» **Requirement**: Each line below is to be written out in full, exactly as shown.

» **Task inputs**:
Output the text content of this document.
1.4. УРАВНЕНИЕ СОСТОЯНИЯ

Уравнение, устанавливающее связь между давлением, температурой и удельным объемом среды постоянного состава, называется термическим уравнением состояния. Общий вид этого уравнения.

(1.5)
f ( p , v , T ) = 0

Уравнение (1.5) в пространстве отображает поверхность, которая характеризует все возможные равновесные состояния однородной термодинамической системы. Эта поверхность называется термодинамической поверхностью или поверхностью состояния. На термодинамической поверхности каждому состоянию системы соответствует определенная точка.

» **Task response**:
Output the text content of this document.
1.4. УРАВНЕНИЕ СОСТОЯНИЯ

Уравнение, устанавливающее связь между давлением, температурой и удельным объемом среды постоянного состава, называется термическим уравнением состояния. Общий вид этого уравнения.

(1.5)
f ( p , v , T ) = 0

Уравнение (1.5) в пространстве отображает поверхность, которая характеризует все возможные равновесные состояния однородной термодинамической системы. Эта поверхность называется термодинамической поверхностью или поверхностью состояния. На термодинамической поверхности каждому состоянию системы соответствует определенная точка.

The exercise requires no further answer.